**Given exercise:**
Your task is to write out the complete listing exactly as it is shown.

════════

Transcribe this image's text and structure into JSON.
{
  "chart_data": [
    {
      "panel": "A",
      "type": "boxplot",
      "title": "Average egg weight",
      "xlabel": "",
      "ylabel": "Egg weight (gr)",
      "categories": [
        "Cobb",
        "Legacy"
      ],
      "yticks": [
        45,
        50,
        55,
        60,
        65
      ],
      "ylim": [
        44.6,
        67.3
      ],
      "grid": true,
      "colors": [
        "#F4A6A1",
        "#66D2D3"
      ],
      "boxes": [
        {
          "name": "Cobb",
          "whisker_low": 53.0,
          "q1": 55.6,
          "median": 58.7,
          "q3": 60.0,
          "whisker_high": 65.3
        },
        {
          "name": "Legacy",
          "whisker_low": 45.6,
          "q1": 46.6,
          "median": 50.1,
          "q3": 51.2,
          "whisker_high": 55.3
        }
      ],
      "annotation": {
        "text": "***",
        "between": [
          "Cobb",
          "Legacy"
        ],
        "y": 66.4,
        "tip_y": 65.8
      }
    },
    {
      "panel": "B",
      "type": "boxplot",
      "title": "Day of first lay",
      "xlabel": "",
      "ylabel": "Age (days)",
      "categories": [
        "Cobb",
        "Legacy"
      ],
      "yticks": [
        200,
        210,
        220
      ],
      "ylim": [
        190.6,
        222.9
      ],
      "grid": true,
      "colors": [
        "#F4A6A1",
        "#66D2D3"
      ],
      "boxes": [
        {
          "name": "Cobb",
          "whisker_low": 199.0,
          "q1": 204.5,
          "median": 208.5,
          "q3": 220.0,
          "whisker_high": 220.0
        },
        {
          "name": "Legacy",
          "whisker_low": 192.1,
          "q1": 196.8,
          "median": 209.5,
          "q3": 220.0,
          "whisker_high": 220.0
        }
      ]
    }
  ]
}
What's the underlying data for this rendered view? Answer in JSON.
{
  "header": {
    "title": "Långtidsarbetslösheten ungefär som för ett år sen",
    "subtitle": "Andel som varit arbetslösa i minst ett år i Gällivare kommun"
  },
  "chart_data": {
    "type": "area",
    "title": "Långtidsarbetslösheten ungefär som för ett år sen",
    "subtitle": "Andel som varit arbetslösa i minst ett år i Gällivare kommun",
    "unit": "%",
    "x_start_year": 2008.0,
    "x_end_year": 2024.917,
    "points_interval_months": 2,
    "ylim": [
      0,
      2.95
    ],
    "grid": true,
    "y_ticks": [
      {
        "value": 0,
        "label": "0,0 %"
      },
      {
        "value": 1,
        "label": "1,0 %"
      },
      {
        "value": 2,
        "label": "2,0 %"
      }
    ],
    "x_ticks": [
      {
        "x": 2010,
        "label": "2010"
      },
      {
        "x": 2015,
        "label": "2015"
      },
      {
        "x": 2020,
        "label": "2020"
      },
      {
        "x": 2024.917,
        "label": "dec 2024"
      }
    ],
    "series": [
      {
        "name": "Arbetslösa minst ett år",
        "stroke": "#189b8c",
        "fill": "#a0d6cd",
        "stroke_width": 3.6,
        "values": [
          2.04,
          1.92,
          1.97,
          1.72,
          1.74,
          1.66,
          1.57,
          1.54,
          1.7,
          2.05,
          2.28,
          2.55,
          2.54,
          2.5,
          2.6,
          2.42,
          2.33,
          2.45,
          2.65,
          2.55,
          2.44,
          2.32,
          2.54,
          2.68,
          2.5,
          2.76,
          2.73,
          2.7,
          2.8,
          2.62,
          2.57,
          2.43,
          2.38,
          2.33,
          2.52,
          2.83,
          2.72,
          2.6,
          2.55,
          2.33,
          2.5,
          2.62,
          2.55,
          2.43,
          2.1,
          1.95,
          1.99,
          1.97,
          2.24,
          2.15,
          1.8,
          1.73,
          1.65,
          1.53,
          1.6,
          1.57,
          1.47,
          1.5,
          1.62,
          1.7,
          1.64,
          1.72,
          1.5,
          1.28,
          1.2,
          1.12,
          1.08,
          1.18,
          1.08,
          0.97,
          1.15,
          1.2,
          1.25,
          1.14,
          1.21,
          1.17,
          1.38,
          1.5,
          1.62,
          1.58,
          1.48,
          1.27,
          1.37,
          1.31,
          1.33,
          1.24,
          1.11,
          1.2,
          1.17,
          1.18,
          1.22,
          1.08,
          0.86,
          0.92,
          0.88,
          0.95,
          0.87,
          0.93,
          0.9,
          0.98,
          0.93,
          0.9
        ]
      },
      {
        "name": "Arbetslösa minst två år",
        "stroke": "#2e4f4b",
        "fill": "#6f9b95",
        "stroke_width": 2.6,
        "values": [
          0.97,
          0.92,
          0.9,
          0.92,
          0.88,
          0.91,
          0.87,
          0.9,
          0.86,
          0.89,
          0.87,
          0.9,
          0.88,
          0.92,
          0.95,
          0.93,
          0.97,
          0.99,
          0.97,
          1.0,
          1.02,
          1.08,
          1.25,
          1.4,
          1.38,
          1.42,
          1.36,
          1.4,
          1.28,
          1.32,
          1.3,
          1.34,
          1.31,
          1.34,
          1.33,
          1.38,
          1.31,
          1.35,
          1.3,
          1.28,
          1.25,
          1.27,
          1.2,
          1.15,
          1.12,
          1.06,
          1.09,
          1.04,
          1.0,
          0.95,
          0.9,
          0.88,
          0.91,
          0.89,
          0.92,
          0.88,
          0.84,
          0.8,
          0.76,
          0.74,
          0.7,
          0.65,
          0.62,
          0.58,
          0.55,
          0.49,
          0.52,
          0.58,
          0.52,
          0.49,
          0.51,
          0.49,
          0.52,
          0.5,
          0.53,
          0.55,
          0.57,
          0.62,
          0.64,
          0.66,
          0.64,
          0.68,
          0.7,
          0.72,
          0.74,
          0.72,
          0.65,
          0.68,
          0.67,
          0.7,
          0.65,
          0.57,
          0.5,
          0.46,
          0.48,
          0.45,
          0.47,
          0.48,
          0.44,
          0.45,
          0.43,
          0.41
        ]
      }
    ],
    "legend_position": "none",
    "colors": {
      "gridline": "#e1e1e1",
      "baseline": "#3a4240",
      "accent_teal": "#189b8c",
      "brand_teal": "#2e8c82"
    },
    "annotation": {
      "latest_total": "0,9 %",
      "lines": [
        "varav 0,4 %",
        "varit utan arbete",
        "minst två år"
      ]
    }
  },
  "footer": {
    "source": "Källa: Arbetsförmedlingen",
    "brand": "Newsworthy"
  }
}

════════

**Output below:**
Transcribe this image's text and structure into JSON.
{
  "chart_data": [
    {
      "panel": "A",
      "type": "boxplot",
      "title": "Average egg weight",
      "xlabel": "",
      "ylabel": "Egg weight (gr)",
      "categories": [
        "Cobb",
        "Legacy"
      ],
      "yticks": [
        45,
        50,
        55,
        60,
        65
      ],
      "ylim": [
        44.6,
        67.3
      ],
      "grid": true,
      "colors": [
        "#F4A6A1",
        "#66D2D3"
      ],
      "boxes": [
        {
          "name": "Cobb",
          "whisker_low": 53.0,
          "q1": 55.6,
          "median": 58.7,
          "q3": 60.0,
          "whisker_high": 65.3
        },
        {
          "name": "Legacy",
          "whisker_low": 45.6,
          "q1": 46.6,
          "median": 50.1,
          "q3": 51.2,
          "whisker_high": 55.3
        }
      ],
      "annotation": {
        "text": "***",
        "between": [
          "Cobb",
          "Legacy"
        ],
        "y": 66.4,
        "tip_y": 65.8
      }
    },
    {
      "panel": "B",
      "type": "boxplot",
      "title": "Day of first lay",
      "xlabel": "",
      "ylabel": "Age (days)",
      "categories": [
        "Cobb",
        "Legacy"
      ],
      "yticks": [
        200,
        210,
        220
      ],
      "ylim": [
        190.6,
        222.9
      ],
      "grid": true,
      "colors": [
        "#F4A6A1",
        "#66D2D3"
      ],
      "boxes": [
        {
          "name": "Cobb",
          "whisker_low": 199.0,
          "q1": 204.5,
          "median": 208.5,
          "q3": 220.0,
          "whisker_high": 220.0
        },
        {
          "name": "Legacy",
          "whisker_low": 192.1,
          "q1": 196.8,
          "median": 209.5,
          "q3": 220.0,
          "whisker_high": 220.0
        }
      ]
    }
  ]
}
What's the underlying data for this rendered view? Answer in JSON.
{
  "header": {
    "title": "Långtidsarbetslösheten ungefär som för ett år sen",
    "subtitle": "Andel som varit arbetslösa i minst ett år i Gällivare kommun"
  },
  "chart_data": {
    "type": "area",
    "title": "Långtidsarbetslösheten ungefär som för ett år sen",
    "subtitle": "Andel som varit arbetslösa i minst ett år i Gällivare kommun",
    "unit": "%",
    "x_start_year": 2008.0,
    "x_end_year": 2024.917,
    "points_interval_months": 2,
    "ylim": [
      0,
      2.95
    ],
    "grid": true,
    "y_ticks": [
      {
        "value": 0,
        "label": "0,0 %"
      },
      {
        "value": 1,
        "label": "1,0 %"
      },
      {
        "value": 2,
        "label": "2,0 %"
      }
    ],
    "x_ticks": [
      {
        "x": 2010,
        "label": "2010"
      },
      {
        "x": 2015,
        "label": "2015"
      },
      {
        "x": 2020,
        "label": "2020"
      },
      {
        "x": 2024.917,
        "label": "dec 2024"
      }
    ],
    "series": [
      {
        "name": "Arbetslösa minst ett år",
        "stroke": "#189b8c",
        "fill": "#a0d6cd",
        "stroke_width": 3.6,
        "values": [
          2.04,
          1.92,
          1.97,
          1.72,
          1.74,
          1.66,
          1.57,
          1.54,
          1.7,
          2.05,
          2.28,
          2.55,
          2.54,
          2.5,
          2.6,
          2.42,
          2.33,
          2.45,
          2.65,
          2.55,
          2.44,
          2.32,
          2.54,
          2.68,
          2.5,
          2.76,
          2.73,
          2.7,
          2.8,
          2.62,
          2.57,
          2.43,
          2.38,
          2.33,
          2.52,
          2.83,
          2.72,
          2.6,
          2.55,
          2.33,
          2.5,
          2.62,
          2.55,
          2.43,
          2.1,
          1.95,
          1.99,
          1.97,
          2.24,
          2.15,
          1.8,
          1.73,
          1.65,
          1.53,
          1.6,
          1.57,
          1.47,
          1.5,
          1.62,
          1.7,
          1.64,
          1.72,
          1.5,
          1.28,
          1.2,
          1.12,
          1.08,
          1.18,
          1.08,
          0.97,
          1.15,
          1.2,
          1.25,
          1.14,
          1.21,
          1.17,
          1.38,
          1.5,
          1.62,
          1.58,
          1.48,
          1.27,
          1.37,
          1.31,
          1.33,
          1.24,
          1.11,
          1.2,
          1.17,
          1.18,
          1.22,
          1.08,
          0.86,
          0.92,
          0.88,
          0.95,
          0.87,
          0.93,
          0.9,
          0.98,
          0.93,
          0.9
        ]
      },
      {
        "name": "Arbetslösa minst två år",
        "stroke": "#2e4f4b",
        "fill": "#6f9b95",
        "stroke_width": 2.6,
        "values": [
          0.97,
          0.92,
          0.9,
          0.92,
          0.88,
          0.91,
          0.87,
          0.9,
          0.86,
          0.89,
          0.87,
          0.9,
          0.88,
          0.92,
          0.95,
          0.93,
          0.97,
          0.99,
          0.97,
          1.0,
          1.02,
          1.08,
          1.25,
          1.4,
          1.38,
          1.42,
          1.36,
          1.4,
          1.28,
          1.32,
          1.3,
          1.34,
          1.31,
          1.34,
          1.33,
          1.38,
          1.31,
          1.35,
          1.3,
          1.28,
          1.25,
          1.27,
          1.2,
          1.15,
          1.12,
          1.06,
          1.09,
          1.04,
          1.0,
          0.95,
          0.9,
          0.88,
          0.91,
          0.89,
          0.92,
          0.88,
          0.84,
          0.8,
          0.76,
          0.74,
          0.7,
          0.65,
          0.62,
          0.58,
          0.55,
          0.49,
          0.52,
          0.58,
          0.52,
          0.49,
          0.51,
          0.49,
          0.52,
          0.5,
          0.53,
          0.55,
          0.57,
          0.62,
          0.64,
          0.66,
          0.64,
          0.68,
          0.7,
          0.72,
          0.74,
          0.72,
          0.65,
          0.68,
          0.67,
          0.7,
          0.65,
          0.57,
          0.5,
          0.46,
          0.48,
          0.45,
          0.47,
          0.48,
          0.44,
          0.45,
          0.43,
          0.41
        ]
      }
    ],
    "legend_position": "none",
    "colors": {
      "gridline": "#e1e1e1",
      "baseline": "#3a4240",
      "accent_teal": "#189b8c",
      "brand_teal": "#2e8c82"
    },
    "annotation": {
      "latest_total": "0,9 %",
      "lines": [
        "varav 0,4 %",
        "varit utan arbete",
        "minst två år"
      ]
    }
  },
  "footer": {
    "source": "Källa: Arbetsförmedlingen",
    "brand": "Newsworthy"
  }
}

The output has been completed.